- **What the exercise asks**:
Copy the lines of every entry below word for word, leaving out the pictures.

[Start Supplied information]

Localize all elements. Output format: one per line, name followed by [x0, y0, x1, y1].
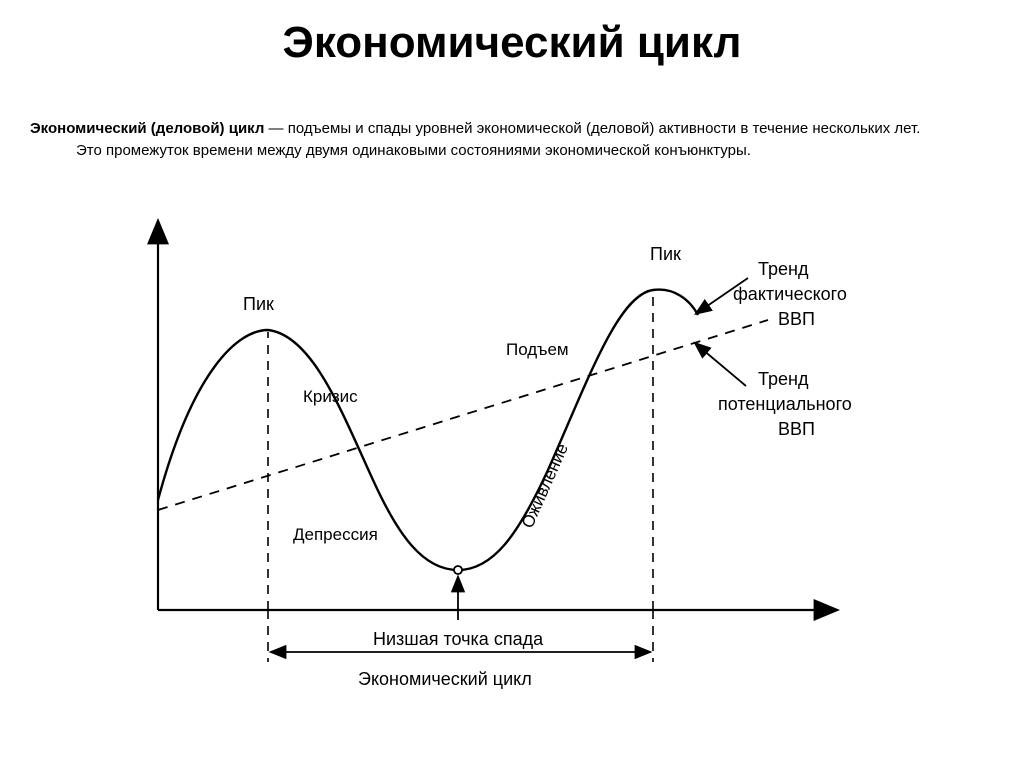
economic-cycle-chart: Пик Пик Кризис Депрессия Подъем Оживление Низш… [98, 200, 918, 680]
definition-lead: Экономический (деловой) цикл [30, 120, 264, 137]
label-trend_pot_l1: Тренд [758, 369, 809, 389]
page-title: Экономический цикл [0, 18, 1024, 68]
label-trend_actual_l2: фактического [733, 284, 847, 304]
label-trend_pot_l2: потенциального [718, 394, 852, 414]
label-peak2: Пик [650, 244, 681, 264]
trough-point-marker [454, 566, 462, 574]
label-trend_pot_l3: ВВП [778, 419, 815, 439]
label-rise: Подъем [506, 340, 569, 359]
actual-gdp-cycle-curve [158, 290, 698, 570]
label-cycle: Экономический цикл [358, 669, 532, 689]
label-peak1: Пик [243, 294, 274, 314]
label-trend_actual_l3: ВВП [778, 309, 815, 329]
label-depress: Депрессия [293, 525, 378, 544]
label-crisis: Кризис [303, 387, 358, 406]
pointer-potential-gdp [696, 344, 746, 386]
definition-block: Экономический (деловой) цикл — подъемы и… [30, 118, 994, 162]
definition-tail: подъемы и спады уровней экономической (д… [288, 120, 921, 137]
definition-line2: Это промежуток времени между двумя одина… [30, 140, 751, 162]
label-trough: Низшая точка спада [373, 629, 544, 649]
label-trend_actual_l1: Тренд [758, 259, 809, 279]
definition-sep: — [264, 120, 287, 137]
label-revive: Оживление [518, 441, 572, 531]
potential-gdp-trend-line [158, 320, 768, 510]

[End Supplied information]

- **Expected answer**:
Localize all elements. Output format: one per line, name followed by [x0, y0, x1, y1].
economic-cycle-chart: Пик Пик Кризис Депрессия Подъем Оживление Низш… [98, 200, 918, 680]
definition-lead: Экономический (деловой) цикл [30, 120, 264, 137]
label-trend_pot_l1: Тренд [758, 369, 809, 389]
page-title: Экономический цикл [0, 18, 1024, 68]
label-trend_actual_l2: фактического [733, 284, 847, 304]
label-trend_pot_l2: потенциального [718, 394, 852, 414]
label-peak2: Пик [650, 244, 681, 264]
trough-point-marker [454, 566, 462, 574]
label-trend_pot_l3: ВВП [778, 419, 815, 439]
label-rise: Подъем [506, 340, 569, 359]
actual-gdp-cycle-curve [158, 290, 698, 570]
label-cycle: Экономический цикл [358, 669, 532, 689]
label-peak1: Пик [243, 294, 274, 314]
label-trend_actual_l3: ВВП [778, 309, 815, 329]
label-depress: Депрессия [293, 525, 378, 544]
label-crisis: Кризис [303, 387, 358, 406]
pointer-potential-gdp [696, 344, 746, 386]
definition-block: Экономический (деловой) цикл — подъемы и… [30, 118, 994, 162]
definition-tail: подъемы и спады уровней экономической (д… [288, 120, 921, 137]
definition-line2: Это промежуток времени между двумя одина… [30, 140, 751, 162]
label-trough: Низшая точка спада [373, 629, 544, 649]
label-trend_actual_l1: Тренд [758, 259, 809, 279]
definition-sep: — [264, 120, 287, 137]
label-revive: Оживление [518, 441, 572, 531]
potential-gdp-trend-line [158, 320, 768, 510]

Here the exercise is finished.